** start Information supplied **
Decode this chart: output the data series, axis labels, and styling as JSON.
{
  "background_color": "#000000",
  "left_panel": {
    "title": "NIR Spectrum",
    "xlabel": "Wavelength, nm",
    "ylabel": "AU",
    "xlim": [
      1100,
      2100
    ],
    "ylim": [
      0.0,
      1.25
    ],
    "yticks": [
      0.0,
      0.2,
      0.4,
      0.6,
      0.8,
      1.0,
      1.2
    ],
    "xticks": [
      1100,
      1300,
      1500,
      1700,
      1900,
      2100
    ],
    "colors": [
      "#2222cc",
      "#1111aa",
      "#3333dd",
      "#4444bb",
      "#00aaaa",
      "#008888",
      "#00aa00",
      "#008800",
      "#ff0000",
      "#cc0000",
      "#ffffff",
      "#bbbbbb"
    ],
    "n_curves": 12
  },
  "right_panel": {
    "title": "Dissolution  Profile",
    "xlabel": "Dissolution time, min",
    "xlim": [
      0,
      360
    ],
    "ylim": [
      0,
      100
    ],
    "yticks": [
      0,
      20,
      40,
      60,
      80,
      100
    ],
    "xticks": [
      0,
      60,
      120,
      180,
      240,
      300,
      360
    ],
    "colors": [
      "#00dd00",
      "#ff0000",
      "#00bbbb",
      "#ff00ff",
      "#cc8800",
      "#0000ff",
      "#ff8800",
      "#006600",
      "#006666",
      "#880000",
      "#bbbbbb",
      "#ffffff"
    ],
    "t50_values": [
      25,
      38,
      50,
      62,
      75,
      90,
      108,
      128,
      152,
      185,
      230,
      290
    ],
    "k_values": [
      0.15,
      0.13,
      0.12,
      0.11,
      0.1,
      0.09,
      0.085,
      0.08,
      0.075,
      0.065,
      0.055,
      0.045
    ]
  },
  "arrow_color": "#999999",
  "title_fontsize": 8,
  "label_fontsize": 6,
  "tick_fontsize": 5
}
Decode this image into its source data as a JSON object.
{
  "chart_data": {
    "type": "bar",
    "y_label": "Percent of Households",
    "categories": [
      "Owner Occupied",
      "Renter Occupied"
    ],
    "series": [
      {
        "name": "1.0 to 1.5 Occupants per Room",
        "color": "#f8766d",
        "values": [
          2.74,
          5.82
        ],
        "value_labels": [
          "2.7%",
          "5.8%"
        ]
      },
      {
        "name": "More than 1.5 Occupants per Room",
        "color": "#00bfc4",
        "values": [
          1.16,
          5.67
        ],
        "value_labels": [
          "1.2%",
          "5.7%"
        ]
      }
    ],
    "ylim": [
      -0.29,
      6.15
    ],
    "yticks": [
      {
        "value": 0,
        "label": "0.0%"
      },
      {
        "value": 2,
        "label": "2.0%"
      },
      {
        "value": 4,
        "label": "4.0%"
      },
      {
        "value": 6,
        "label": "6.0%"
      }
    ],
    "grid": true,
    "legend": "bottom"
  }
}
** end Information supplied **
> Your goal: Output each entry precisely as given.

> Final result:
Decode this chart: output the data series, axis labels, and styling as JSON.
{
  "background_color": "#000000",
  "left_panel": {
    "title": "NIR Spectrum",
    "xlabel": "Wavelength, nm",
    "ylabel": "AU",
    "xlim": [
      1100,
      2100
    ],
    "ylim": [
      0.0,
      1.25
    ],
    "yticks": [
      0.0,
      0.2,
      0.4,
      0.6,
      0.8,
      1.0,
      1.2
    ],
    "xticks": [
      1100,
      1300,
      1500,
      1700,
      1900,
      2100
    ],
    "colors": [
      "#2222cc",
      "#1111aa",
      "#3333dd",
      "#4444bb",
      "#00aaaa",
      "#008888",
      "#00aa00",
      "#008800",
      "#ff0000",
      "#cc0000",
      "#ffffff",
      "#bbbbbb"
    ],
    "n_curves": 12
  },
  "right_panel": {
    "title": "Dissolution  Profile",
    "xlabel": "Dissolution time, min",
    "xlim": [
      0,
      360
    ],
    "ylim": [
      0,
      100
    ],
    "yticks": [
      0,
      20,
      40,
      60,
      80,
      100
    ],
    "xticks": [
      0,
      60,
      120,
      180,
      240,
      300,
      360
    ],
    "colors": [
      "#00dd00",
      "#ff0000",
      "#00bbbb",
      "#ff00ff",
      "#cc8800",
      "#0000ff",
      "#ff8800",
      "#006600",
      "#006666",
      "#880000",
      "#bbbbbb",
      "#ffffff"
    ],
    "t50_values": [
      25,
      38,
      50,
      62,
      75,
      90,
      108,
      128,
      152,
      185,
      230,
      290
    ],
    "k_values": [
      0.15,
      0.13,
      0.12,
      0.11,
      0.1,
      0.09,
      0.085,
      0.08,
      0.075,
      0.065,
      0.055,
      0.045
    ]
  },
  "arrow_color": "#999999",
  "title_fontsize": 8,
  "label_fontsize": 6,
  "tick_fontsize": 5
}
Decode this image into its source data as a JSON object.
{
  "chart_data": {
    "type": "bar",
    "y_label": "Percent of Households",
    "categories": [
      "Owner Occupied",
      "Renter Occupied"
    ],
    "series": [
      {
        "name": "1.0 to 1.5 Occupants per Room",
        "color": "#f8766d",
        "values": [
          2.74,
          5.82
        ],
        "value_labels": [
          "2.7%",
          "5.8%"
        ]
      },
      {
        "name": "More than 1.5 Occupants per Room",
        "color": "#00bfc4",
        "values": [
          1.16,
          5.67
        ],
        "value_labels": [
          "1.2%",
          "5.7%"
        ]
      }
    ],
    "ylim": [
      -0.29,
      6.15
    ],
    "yticks": [
      {
        "value": 0,
        "label": "0.0%"
      },
      {
        "value": 2,
        "label": "2.0%"
      },
      {
        "value": 4,
        "label": "4.0%"
      },
      {
        "value": 6,
        "label": "6.0%"
      }
    ],
    "grid": true,
    "legend": "bottom"
  }
}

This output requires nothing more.